**Written task:** Copy each line of the data below with the word "POINTS".

(Data entries for graphics)
* * * * *

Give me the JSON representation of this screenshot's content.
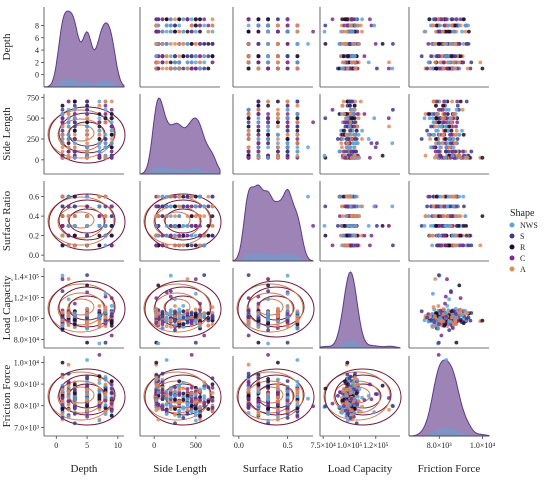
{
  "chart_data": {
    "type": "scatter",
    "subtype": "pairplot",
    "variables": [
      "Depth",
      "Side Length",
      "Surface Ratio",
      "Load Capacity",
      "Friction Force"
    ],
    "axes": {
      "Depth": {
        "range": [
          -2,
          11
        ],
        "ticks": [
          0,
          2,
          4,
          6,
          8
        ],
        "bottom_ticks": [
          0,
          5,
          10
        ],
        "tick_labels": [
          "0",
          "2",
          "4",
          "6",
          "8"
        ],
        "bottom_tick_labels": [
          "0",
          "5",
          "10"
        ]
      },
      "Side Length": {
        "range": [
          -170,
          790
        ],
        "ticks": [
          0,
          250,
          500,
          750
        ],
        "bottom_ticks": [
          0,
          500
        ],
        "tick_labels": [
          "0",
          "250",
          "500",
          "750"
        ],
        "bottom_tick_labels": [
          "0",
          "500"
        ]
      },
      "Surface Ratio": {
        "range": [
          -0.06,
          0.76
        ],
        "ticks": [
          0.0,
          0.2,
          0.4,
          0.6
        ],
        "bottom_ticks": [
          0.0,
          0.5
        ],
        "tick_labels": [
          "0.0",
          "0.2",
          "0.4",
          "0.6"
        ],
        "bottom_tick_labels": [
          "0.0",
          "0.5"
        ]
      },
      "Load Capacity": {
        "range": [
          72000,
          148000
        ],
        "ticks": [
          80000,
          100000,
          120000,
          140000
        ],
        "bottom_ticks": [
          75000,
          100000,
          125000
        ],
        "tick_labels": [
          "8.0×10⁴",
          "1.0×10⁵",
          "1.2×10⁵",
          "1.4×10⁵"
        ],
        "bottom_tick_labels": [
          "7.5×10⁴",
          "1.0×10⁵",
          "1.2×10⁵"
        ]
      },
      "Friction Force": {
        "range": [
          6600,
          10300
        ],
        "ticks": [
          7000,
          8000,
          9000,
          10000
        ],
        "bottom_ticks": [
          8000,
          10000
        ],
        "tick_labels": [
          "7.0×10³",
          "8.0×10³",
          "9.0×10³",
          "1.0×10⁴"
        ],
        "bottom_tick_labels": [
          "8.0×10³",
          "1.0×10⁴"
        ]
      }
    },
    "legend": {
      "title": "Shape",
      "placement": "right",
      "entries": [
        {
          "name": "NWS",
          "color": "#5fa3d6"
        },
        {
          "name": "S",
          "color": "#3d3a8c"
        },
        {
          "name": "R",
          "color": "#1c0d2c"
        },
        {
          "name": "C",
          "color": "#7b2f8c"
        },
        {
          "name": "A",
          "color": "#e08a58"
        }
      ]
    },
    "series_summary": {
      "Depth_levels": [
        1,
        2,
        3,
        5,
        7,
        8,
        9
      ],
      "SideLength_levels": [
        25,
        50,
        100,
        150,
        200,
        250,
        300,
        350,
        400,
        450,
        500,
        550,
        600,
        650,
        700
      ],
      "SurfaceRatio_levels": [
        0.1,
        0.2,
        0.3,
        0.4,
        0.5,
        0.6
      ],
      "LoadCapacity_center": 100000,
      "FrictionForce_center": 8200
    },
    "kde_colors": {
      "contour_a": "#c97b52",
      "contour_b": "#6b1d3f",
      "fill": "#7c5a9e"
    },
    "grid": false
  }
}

* * * * *

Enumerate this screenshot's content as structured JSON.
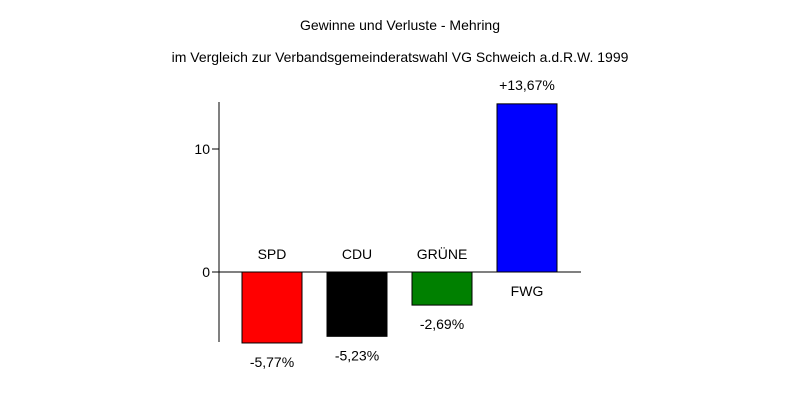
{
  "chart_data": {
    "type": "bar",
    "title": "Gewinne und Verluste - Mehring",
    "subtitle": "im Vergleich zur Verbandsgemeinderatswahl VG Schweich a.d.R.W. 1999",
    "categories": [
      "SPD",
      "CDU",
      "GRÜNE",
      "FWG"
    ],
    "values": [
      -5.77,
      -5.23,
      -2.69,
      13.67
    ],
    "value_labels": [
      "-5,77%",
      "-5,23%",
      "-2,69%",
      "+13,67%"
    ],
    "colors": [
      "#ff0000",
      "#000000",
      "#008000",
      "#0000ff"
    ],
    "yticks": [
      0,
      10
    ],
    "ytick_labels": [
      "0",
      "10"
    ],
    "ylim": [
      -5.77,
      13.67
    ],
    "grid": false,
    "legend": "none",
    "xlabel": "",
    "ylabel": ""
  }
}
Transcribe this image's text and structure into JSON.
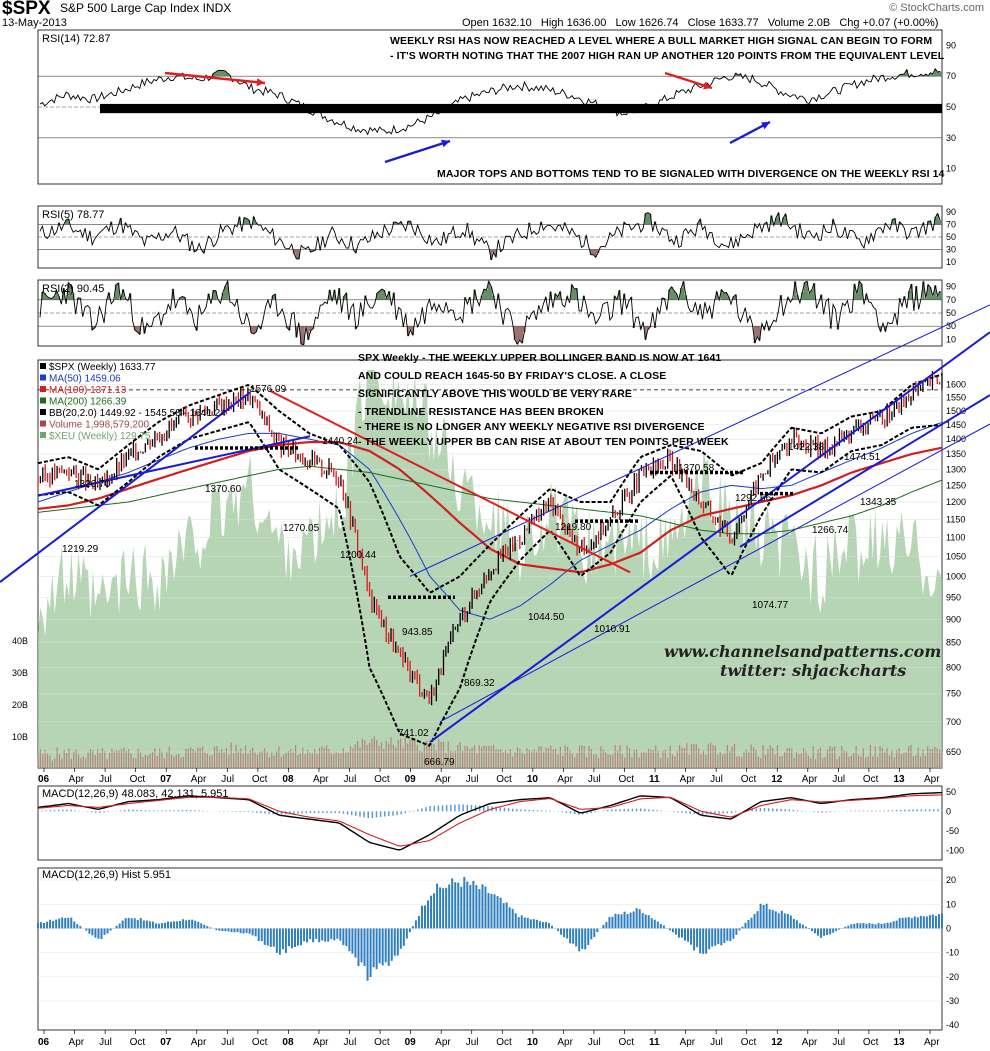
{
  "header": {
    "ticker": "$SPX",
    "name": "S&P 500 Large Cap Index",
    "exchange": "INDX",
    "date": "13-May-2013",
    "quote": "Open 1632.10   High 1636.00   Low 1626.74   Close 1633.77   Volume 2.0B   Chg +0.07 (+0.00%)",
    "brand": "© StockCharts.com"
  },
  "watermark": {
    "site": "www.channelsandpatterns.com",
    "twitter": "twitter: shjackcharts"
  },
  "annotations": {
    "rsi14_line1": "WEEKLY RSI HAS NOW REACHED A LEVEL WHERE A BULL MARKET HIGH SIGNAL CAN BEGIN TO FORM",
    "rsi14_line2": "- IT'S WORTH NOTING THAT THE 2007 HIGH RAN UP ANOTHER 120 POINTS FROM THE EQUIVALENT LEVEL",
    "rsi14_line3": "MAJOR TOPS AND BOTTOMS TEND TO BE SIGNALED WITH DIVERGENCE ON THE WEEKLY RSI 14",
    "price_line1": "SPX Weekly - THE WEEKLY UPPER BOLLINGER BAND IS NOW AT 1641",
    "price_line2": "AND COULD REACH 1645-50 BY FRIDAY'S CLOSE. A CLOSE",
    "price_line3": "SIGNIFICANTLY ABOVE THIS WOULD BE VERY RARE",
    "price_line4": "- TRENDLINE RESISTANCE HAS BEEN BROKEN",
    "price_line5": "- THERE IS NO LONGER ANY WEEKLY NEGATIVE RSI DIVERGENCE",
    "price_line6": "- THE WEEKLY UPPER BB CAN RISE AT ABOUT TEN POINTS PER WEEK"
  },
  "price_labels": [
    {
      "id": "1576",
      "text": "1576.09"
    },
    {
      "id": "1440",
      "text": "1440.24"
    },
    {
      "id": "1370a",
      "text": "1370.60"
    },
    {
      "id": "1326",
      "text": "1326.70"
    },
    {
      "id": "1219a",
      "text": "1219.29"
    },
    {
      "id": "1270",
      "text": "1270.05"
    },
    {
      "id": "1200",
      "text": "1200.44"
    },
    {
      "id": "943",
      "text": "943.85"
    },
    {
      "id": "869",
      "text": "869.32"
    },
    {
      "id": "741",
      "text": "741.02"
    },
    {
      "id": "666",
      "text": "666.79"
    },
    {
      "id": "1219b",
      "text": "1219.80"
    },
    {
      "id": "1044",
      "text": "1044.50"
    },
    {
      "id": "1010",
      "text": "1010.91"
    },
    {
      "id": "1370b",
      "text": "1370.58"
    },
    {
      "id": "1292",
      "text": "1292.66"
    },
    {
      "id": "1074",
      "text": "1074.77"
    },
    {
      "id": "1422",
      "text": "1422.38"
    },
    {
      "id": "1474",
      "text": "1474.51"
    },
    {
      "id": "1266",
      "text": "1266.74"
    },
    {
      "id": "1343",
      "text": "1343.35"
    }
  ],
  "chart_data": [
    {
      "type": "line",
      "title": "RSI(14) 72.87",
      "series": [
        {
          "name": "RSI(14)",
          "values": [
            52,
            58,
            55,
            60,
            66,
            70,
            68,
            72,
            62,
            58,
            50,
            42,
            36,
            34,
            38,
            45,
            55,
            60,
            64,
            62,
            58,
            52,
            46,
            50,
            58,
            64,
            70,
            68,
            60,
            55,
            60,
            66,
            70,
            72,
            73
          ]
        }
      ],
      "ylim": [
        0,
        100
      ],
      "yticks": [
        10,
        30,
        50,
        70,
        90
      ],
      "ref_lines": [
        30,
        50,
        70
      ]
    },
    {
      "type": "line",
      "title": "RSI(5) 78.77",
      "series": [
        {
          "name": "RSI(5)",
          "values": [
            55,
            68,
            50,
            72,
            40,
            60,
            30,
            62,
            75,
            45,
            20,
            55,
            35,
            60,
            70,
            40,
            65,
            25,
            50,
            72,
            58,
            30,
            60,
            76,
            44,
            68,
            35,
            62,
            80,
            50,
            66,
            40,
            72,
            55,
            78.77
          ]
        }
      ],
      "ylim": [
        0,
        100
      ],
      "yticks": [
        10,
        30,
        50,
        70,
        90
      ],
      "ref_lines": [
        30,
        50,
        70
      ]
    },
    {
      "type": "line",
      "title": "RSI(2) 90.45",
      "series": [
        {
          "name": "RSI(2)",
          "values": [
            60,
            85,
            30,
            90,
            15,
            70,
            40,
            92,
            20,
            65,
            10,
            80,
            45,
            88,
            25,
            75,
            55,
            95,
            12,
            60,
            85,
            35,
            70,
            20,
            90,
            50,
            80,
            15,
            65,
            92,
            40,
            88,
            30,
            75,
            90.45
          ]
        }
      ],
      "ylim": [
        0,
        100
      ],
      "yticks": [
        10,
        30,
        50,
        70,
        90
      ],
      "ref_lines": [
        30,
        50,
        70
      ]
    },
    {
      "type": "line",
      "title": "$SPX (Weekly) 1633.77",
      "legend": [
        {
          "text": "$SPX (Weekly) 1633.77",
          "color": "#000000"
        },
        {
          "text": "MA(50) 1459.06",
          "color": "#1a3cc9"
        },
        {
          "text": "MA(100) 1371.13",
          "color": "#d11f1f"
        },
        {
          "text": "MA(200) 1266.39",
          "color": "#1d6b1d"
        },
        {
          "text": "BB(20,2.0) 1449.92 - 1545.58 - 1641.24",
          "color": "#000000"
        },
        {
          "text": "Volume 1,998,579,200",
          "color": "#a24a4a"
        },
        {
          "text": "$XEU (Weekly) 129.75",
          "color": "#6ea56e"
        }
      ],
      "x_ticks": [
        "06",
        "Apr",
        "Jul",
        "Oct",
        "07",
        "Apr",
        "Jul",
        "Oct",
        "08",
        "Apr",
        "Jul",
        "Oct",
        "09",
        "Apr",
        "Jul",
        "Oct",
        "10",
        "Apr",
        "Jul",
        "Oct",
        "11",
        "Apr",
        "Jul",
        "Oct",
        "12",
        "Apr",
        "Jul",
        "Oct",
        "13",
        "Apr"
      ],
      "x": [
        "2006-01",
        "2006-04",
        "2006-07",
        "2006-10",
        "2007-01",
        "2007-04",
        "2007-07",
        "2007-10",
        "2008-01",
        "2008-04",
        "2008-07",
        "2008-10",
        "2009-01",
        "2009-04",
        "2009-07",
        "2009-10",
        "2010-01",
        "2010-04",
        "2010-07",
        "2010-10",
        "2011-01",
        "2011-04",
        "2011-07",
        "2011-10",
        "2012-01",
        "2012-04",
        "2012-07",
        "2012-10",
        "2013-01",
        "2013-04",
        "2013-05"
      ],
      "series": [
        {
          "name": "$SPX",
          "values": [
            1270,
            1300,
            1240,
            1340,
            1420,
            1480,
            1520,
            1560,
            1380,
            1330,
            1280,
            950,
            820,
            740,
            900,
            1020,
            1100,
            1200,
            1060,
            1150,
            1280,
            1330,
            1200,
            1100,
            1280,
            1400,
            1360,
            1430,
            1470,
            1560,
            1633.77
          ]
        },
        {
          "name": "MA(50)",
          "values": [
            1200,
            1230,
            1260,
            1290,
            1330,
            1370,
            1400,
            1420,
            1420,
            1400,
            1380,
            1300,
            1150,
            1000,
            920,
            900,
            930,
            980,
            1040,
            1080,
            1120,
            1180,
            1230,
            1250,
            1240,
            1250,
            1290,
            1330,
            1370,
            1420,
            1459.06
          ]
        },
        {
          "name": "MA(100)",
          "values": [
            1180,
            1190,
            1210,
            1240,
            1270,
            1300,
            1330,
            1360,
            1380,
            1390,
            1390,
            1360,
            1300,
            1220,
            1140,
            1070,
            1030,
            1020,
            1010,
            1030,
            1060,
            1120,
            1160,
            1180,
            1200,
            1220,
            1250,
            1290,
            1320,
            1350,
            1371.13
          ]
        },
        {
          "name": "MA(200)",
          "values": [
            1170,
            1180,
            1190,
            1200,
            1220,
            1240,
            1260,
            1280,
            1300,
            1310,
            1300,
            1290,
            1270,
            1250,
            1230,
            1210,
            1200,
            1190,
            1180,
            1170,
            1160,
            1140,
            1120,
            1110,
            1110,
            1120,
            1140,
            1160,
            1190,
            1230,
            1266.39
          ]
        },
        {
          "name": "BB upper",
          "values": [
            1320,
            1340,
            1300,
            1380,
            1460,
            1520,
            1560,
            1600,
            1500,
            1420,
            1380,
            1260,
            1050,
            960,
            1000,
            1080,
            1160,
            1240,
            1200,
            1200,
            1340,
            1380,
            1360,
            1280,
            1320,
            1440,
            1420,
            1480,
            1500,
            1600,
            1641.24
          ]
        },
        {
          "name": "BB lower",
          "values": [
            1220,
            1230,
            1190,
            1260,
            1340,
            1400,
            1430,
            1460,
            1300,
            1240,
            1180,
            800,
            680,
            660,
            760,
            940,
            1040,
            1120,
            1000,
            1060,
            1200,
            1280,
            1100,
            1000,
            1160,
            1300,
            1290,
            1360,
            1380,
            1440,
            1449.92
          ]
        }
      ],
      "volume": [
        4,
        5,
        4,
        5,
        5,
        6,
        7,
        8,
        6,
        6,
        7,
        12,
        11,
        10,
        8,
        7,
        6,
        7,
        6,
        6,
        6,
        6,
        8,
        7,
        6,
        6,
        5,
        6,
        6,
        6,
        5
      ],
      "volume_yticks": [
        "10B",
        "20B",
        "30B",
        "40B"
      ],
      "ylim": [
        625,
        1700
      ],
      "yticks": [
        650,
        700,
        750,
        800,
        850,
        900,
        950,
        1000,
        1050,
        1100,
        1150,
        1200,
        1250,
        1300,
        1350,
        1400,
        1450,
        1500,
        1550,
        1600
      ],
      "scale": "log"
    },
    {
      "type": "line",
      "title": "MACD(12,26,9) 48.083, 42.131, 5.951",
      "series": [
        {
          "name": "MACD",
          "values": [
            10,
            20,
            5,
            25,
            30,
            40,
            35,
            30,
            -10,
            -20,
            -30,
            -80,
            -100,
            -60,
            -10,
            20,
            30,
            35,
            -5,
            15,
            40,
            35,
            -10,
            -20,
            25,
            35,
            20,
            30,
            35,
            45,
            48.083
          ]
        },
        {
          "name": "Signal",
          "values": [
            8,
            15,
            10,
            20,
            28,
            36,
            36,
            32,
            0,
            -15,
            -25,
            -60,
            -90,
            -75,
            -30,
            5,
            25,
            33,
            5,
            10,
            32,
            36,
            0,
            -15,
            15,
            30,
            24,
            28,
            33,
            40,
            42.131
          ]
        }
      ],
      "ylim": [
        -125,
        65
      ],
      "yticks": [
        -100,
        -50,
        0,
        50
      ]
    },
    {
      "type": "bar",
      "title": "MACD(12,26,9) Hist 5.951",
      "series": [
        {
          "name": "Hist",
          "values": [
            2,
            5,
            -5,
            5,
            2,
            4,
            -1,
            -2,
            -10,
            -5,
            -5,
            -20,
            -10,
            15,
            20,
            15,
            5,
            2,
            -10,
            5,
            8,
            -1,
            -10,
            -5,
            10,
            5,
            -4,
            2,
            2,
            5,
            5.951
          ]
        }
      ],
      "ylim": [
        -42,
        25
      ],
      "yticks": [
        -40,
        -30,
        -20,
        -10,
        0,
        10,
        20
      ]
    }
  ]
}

* * * * *

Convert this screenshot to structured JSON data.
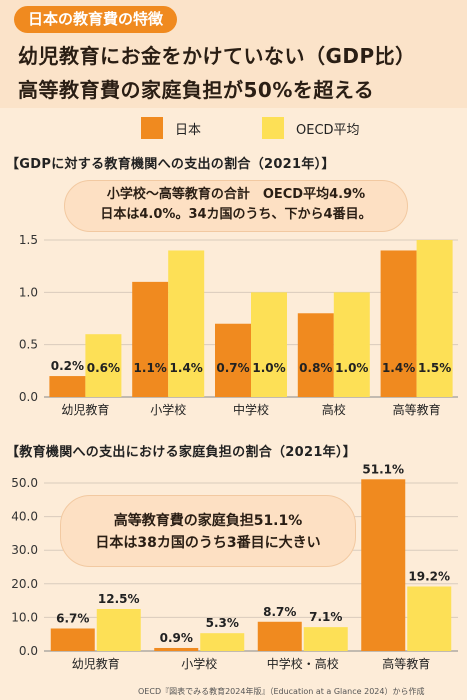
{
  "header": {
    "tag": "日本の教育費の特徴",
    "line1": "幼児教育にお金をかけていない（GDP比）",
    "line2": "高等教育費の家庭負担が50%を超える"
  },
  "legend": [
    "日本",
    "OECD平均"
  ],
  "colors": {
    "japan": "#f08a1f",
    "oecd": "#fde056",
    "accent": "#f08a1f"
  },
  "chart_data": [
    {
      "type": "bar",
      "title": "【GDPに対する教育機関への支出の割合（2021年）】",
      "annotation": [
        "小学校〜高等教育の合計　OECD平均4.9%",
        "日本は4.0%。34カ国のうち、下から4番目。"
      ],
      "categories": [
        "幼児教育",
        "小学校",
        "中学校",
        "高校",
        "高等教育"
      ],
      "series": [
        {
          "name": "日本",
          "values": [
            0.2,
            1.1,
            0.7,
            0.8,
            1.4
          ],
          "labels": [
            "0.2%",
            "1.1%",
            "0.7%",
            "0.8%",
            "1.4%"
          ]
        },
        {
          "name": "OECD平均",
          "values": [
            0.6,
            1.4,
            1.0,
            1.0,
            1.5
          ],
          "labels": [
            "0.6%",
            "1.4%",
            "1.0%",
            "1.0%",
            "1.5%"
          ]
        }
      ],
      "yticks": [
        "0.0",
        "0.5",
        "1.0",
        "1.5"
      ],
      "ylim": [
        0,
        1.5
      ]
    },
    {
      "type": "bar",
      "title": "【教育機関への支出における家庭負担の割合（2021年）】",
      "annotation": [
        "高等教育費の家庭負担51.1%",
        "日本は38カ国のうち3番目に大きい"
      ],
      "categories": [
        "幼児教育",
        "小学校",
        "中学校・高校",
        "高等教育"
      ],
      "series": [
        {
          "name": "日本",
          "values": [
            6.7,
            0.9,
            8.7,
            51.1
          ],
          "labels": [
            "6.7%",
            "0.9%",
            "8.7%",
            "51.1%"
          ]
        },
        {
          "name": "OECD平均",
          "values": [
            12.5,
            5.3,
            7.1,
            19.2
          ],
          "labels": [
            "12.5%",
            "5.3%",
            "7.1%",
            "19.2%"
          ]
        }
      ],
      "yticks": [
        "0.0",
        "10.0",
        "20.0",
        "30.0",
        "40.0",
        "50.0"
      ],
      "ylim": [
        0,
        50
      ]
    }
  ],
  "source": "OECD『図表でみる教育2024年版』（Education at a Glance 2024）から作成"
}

* * * * *

**Output for this exercise:**
    "rsi14_line2": "- IT'S WORTH NOTING THAT THE 2007 HIGH RAN UP ANOTHER 120 POINTS FROM THE EQUIVALENT LEVEL",
    "price_line6": "- THE WEEKLY UPPER BB CAN RISE AT ABOUT TEN POINTS PER WEEK"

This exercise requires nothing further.